PROBLEM STATEMENT:
Write out all of the records precisely. Skip anything that is a picture.

DATASET RECORDS:

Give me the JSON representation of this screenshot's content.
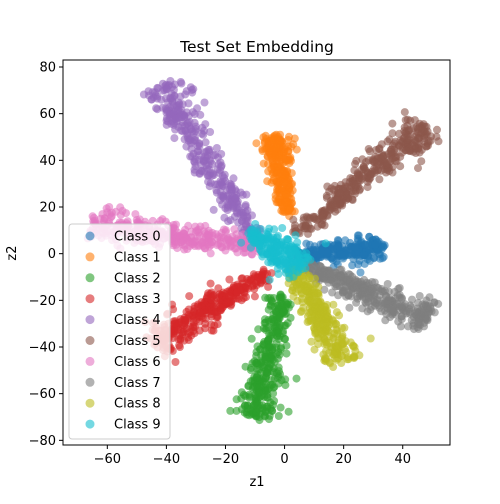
{
  "chart_data": {
    "type": "scatter",
    "title": "Test Set Embedding",
    "xlabel": "z1",
    "ylabel": "z2",
    "xlim": [
      -75,
      56
    ],
    "ylim": [
      -82,
      83
    ],
    "xticks": [
      -60,
      -40,
      -20,
      0,
      20,
      40
    ],
    "yticks": [
      -80,
      -60,
      -40,
      -20,
      0,
      20,
      40,
      60,
      80
    ],
    "grid": false,
    "legend_position": "lower-left",
    "marker_alpha": 0.6,
    "series": [
      {
        "name": "Class 0",
        "color": "#1f77b4",
        "start": [
          4,
          -1
        ],
        "end": [
          33,
          3
        ],
        "width": 2.5,
        "count": 260
      },
      {
        "name": "Class 1",
        "color": "#ff7f0e",
        "start": [
          1,
          16
        ],
        "end": [
          -3,
          50
        ],
        "width": 2.2,
        "count": 260
      },
      {
        "name": "Class 2",
        "color": "#2ca02c",
        "start": [
          -1,
          -18
        ],
        "end": [
          -10,
          -70
        ],
        "width": 3.0,
        "count": 320
      },
      {
        "name": "Class 3",
        "color": "#d62728",
        "start": [
          -6,
          -8
        ],
        "end": [
          -44,
          -38
        ],
        "width": 3.2,
        "count": 320
      },
      {
        "name": "Class 4",
        "color": "#9467bd",
        "start": [
          -10,
          6
        ],
        "end": [
          -42,
          72
        ],
        "width": 3.0,
        "count": 340
      },
      {
        "name": "Class 5",
        "color": "#8c564b",
        "start": [
          4,
          8
        ],
        "end": [
          48,
          55
        ],
        "width": 3.0,
        "count": 340
      },
      {
        "name": "Class 6",
        "color": "#e377c2",
        "start": [
          -8,
          3
        ],
        "end": [
          -66,
          13
        ],
        "width": 3.2,
        "count": 340
      },
      {
        "name": "Class 7",
        "color": "#7f7f7f",
        "start": [
          6,
          -5
        ],
        "end": [
          49,
          -28
        ],
        "width": 3.2,
        "count": 340
      },
      {
        "name": "Class 8",
        "color": "#bcbd22",
        "start": [
          3,
          -6
        ],
        "end": [
          20,
          -46
        ],
        "width": 2.8,
        "count": 300
      },
      {
        "name": "Class 9",
        "color": "#17becf",
        "start": [
          -12,
          10
        ],
        "end": [
          6,
          -6
        ],
        "width": 3.5,
        "count": 200
      }
    ]
  }
}
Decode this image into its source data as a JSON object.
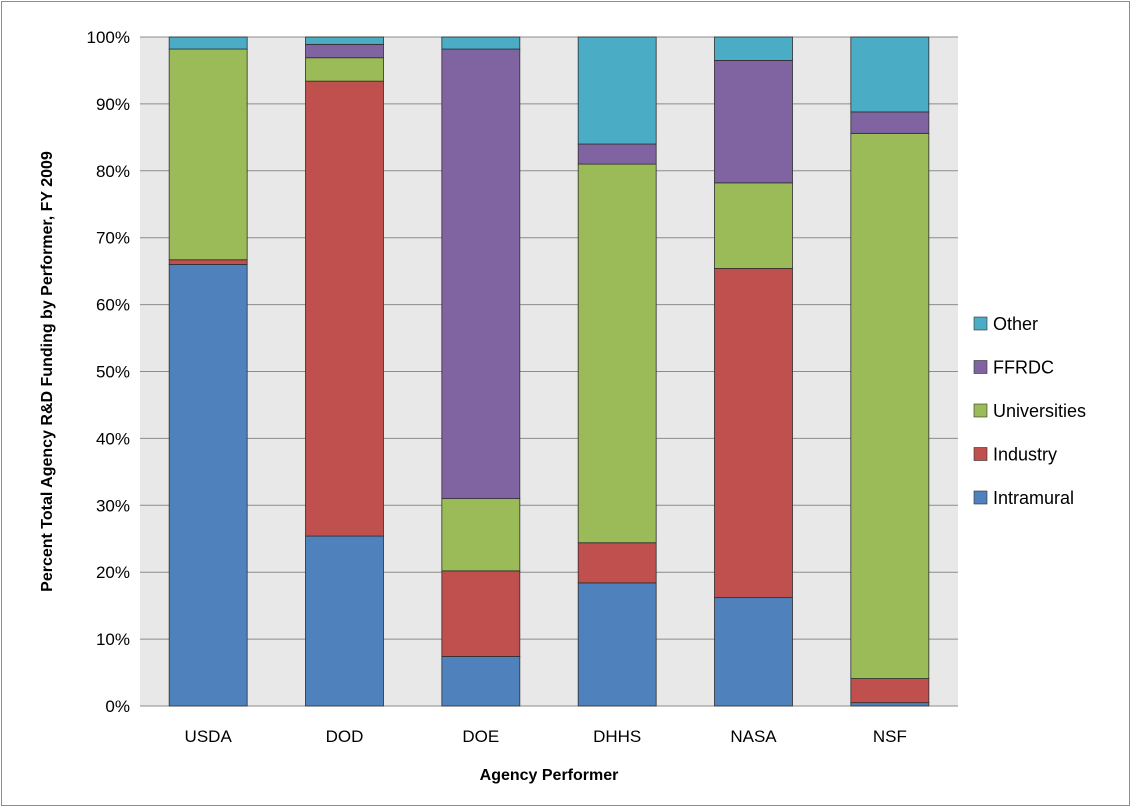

RESULT OF THE TASK:
Give me the JSON representation of this screenshot's content.
{
  "chart_data": {
    "type": "scatter",
    "title": "Test Set Embedding",
    "xlabel": "z1",
    "ylabel": "z2",
    "xlim": [
      -75,
      56
    ],
    "ylim": [
      -82,
      83
    ],
    "xticks": [
      -60,
      -40,
      -20,
      0,
      20,
      40
    ],
    "yticks": [
      -80,
      -60,
      -40,
      -20,
      0,
      20,
      40,
      60,
      80
    ],
    "grid": false,
    "legend_position": "lower-left",
    "marker_alpha": 0.6,
    "series": [
      {
        "name": "Class 0",
        "color": "#1f77b4",
        "start": [
          4,
          -1
        ],
        "end": [
          33,
          3
        ],
        "width": 2.5,
        "count": 260
      },
      {
        "name": "Class 1",
        "color": "#ff7f0e",
        "start": [
          1,
          16
        ],
        "end": [
          -3,
          50
        ],
        "width": 2.2,
        "count": 260
      },
      {
        "name": "Class 2",
        "color": "#2ca02c",
        "start": [
          -1,
          -18
        ],
        "end": [
          -10,
          -70
        ],
        "width": 3.0,
        "count": 320
      },
      {
        "name": "Class 3",
        "color": "#d62728",
        "start": [
          -6,
          -8
        ],
        "end": [
          -44,
          -38
        ],
        "width": 3.2,
        "count": 320
      },
      {
        "name": "Class 4",
        "color": "#9467bd",
        "start": [
          -10,
          6
        ],
        "end": [
          -42,
          72
        ],
        "width": 3.0,
        "count": 340
      },
      {
        "name": "Class 5",
        "color": "#8c564b",
        "start": [
          4,
          8
        ],
        "end": [
          48,
          55
        ],
        "width": 3.0,
        "count": 340
      },
      {
        "name": "Class 6",
        "color": "#e377c2",
        "start": [
          -8,
          3
        ],
        "end": [
          -66,
          13
        ],
        "width": 3.2,
        "count": 340
      },
      {
        "name": "Class 7",
        "color": "#7f7f7f",
        "start": [
          6,
          -5
        ],
        "end": [
          49,
          -28
        ],
        "width": 3.2,
        "count": 340
      },
      {
        "name": "Class 8",
        "color": "#bcbd22",
        "start": [
          3,
          -6
        ],
        "end": [
          20,
          -46
        ],
        "width": 2.8,
        "count": 300
      },
      {
        "name": "Class 9",
        "color": "#17becf",
        "start": [
          -12,
          10
        ],
        "end": [
          6,
          -6
        ],
        "width": 3.5,
        "count": 200
      }
    ]
  }
}
Decode this image into its source data as a JSON object.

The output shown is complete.